Short exercise: List, from the lines below, each one with "giving" in it.

Records for this task:
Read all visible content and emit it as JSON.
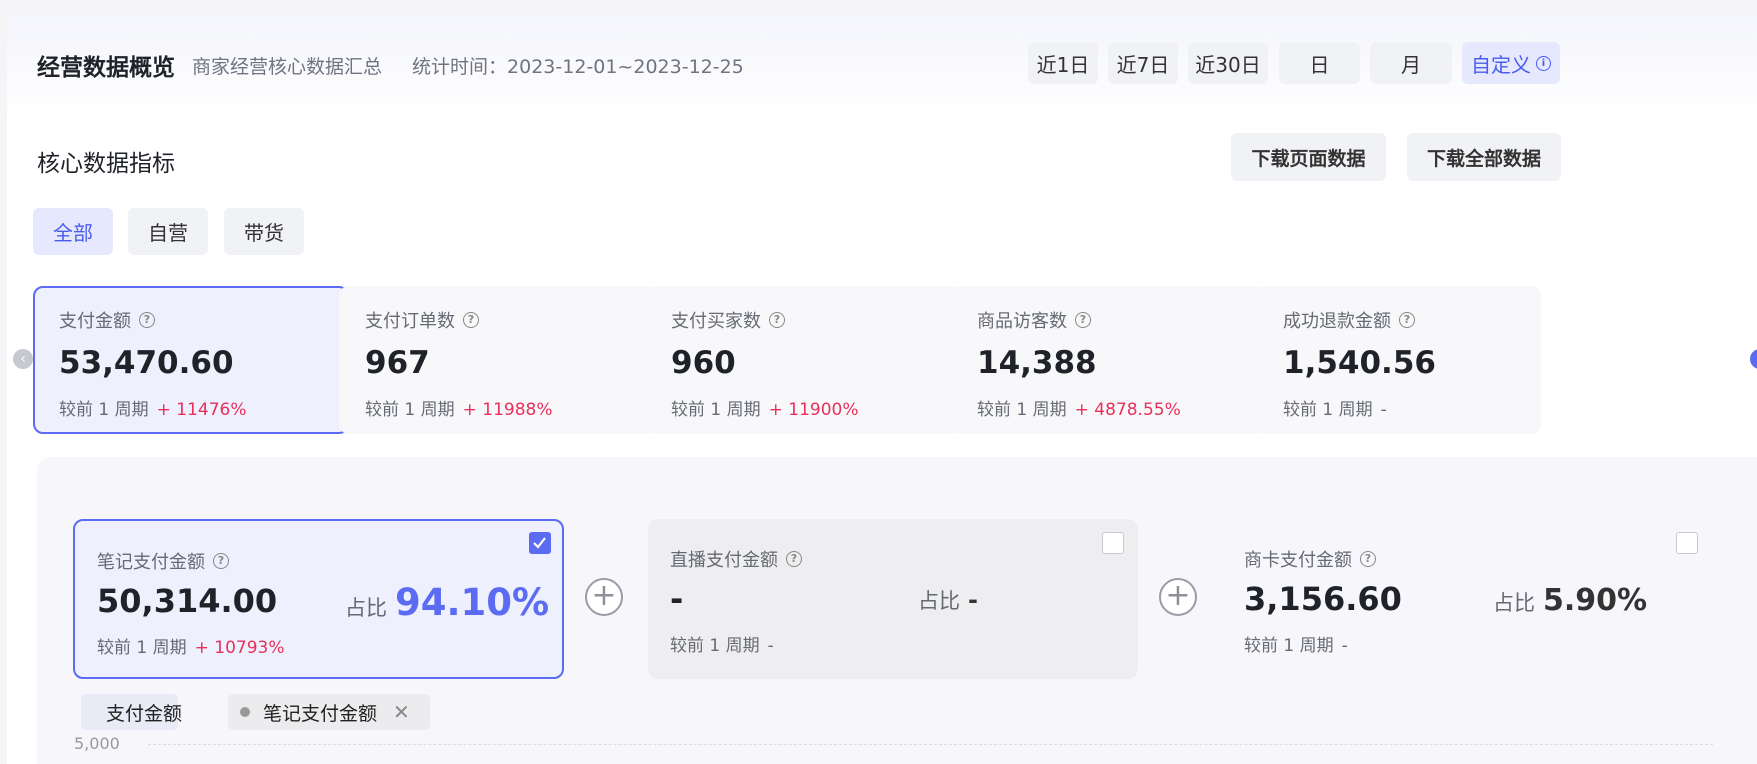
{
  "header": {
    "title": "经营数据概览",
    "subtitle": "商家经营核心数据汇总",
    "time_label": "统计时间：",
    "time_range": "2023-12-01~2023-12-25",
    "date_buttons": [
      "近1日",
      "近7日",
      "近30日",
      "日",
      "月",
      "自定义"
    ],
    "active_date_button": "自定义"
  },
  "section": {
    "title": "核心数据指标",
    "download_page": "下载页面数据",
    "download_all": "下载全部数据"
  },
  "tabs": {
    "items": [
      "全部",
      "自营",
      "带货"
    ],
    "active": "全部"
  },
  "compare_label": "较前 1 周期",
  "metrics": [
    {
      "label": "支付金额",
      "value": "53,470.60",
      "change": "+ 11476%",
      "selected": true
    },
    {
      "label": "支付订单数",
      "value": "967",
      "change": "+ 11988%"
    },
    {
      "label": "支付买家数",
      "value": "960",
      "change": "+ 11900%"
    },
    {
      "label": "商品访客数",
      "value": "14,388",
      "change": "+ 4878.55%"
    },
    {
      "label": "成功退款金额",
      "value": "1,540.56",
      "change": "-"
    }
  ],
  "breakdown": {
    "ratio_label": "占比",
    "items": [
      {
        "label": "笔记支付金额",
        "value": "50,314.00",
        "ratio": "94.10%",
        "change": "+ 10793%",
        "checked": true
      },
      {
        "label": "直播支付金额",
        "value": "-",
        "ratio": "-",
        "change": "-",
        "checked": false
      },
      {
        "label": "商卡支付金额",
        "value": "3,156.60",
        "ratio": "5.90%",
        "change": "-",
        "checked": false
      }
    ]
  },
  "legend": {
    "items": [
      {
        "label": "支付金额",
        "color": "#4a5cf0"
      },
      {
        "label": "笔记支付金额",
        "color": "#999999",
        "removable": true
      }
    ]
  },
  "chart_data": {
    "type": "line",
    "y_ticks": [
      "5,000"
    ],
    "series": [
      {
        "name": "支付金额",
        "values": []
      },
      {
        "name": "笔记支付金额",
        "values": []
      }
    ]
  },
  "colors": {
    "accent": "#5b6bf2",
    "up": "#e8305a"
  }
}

---

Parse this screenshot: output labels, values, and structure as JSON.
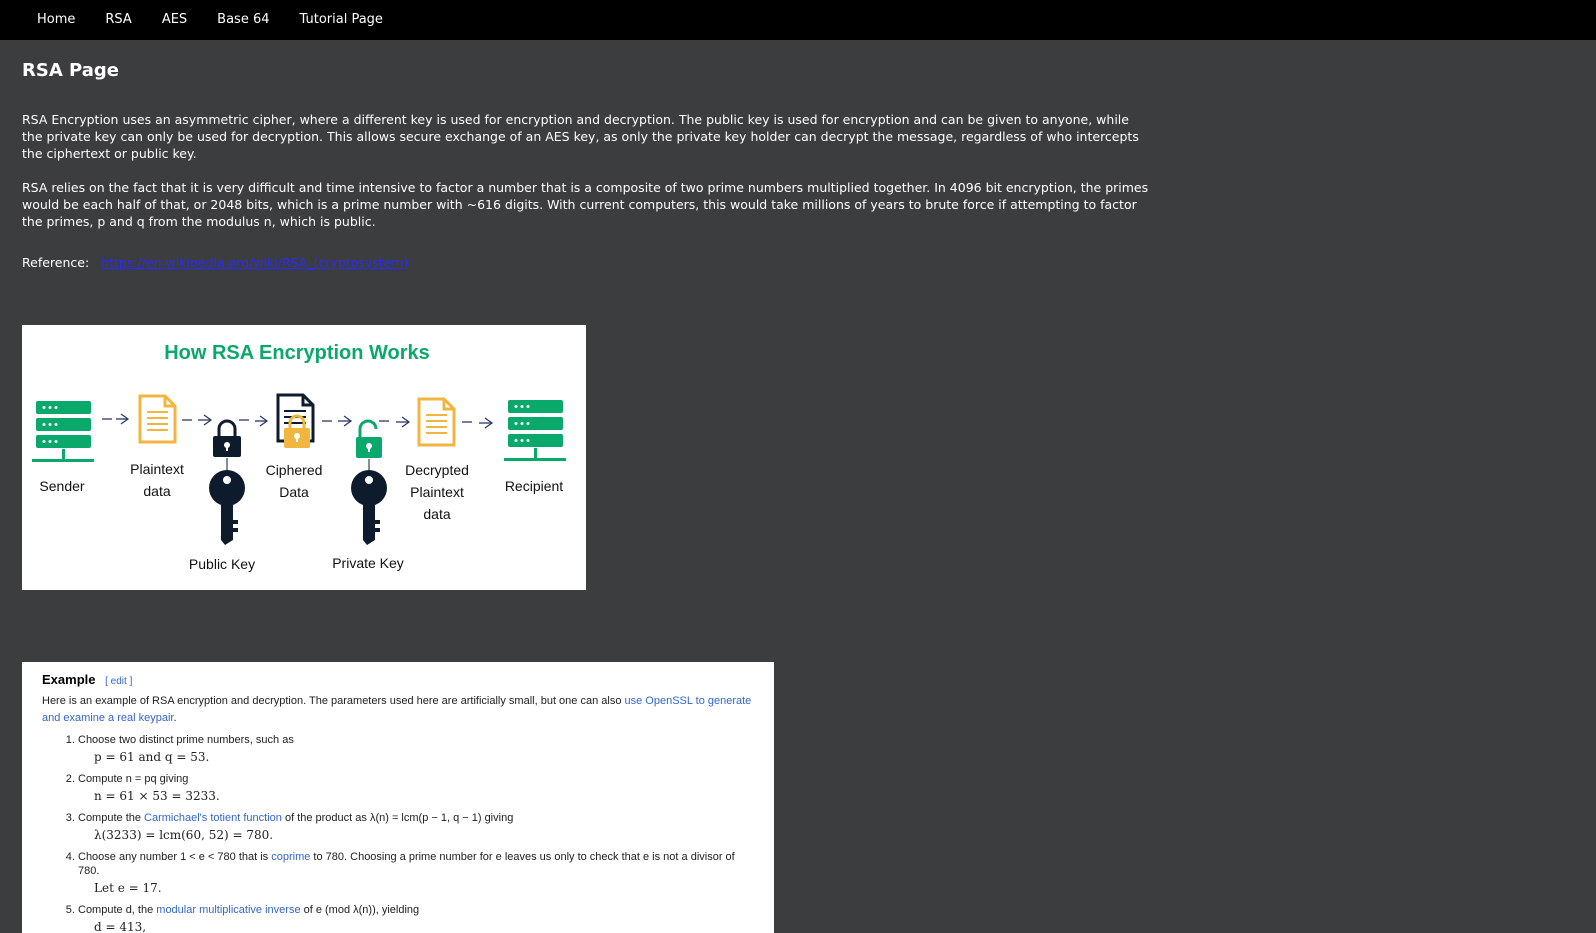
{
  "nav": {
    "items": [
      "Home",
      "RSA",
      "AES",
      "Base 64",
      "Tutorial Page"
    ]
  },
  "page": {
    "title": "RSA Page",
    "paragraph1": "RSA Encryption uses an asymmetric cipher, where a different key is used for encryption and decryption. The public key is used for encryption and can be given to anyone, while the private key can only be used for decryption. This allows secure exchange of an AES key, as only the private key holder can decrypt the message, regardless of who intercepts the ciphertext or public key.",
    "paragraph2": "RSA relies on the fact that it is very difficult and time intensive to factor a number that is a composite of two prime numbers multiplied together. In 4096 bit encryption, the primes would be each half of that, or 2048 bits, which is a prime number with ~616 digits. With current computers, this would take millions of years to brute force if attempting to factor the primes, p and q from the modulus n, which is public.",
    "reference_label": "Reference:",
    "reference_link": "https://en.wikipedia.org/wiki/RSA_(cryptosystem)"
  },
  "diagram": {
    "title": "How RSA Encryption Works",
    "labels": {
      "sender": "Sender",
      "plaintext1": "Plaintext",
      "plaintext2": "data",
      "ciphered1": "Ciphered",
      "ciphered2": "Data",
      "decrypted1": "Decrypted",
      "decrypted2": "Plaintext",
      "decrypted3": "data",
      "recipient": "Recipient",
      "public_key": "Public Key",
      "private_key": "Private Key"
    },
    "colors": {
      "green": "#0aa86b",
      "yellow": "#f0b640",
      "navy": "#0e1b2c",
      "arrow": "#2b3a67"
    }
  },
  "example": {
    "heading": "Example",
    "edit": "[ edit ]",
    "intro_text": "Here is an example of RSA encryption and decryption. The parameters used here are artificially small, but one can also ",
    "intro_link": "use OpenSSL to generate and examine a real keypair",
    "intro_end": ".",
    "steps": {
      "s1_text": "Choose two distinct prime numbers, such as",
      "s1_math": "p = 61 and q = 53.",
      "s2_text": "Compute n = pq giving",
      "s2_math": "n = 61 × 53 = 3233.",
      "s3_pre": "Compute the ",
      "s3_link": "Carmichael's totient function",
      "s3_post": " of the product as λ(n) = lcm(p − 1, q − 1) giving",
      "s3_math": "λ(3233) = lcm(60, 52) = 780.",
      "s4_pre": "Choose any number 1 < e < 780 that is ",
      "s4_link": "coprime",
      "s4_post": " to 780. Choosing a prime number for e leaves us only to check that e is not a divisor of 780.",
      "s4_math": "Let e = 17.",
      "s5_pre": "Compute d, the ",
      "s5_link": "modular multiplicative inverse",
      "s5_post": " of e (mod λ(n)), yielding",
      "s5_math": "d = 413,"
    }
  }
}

Result:
      "s2_text": "Compute n = pq giving",
      "s3_post": " of the product as λ(n) = lcm(p − 1, q − 1) giving",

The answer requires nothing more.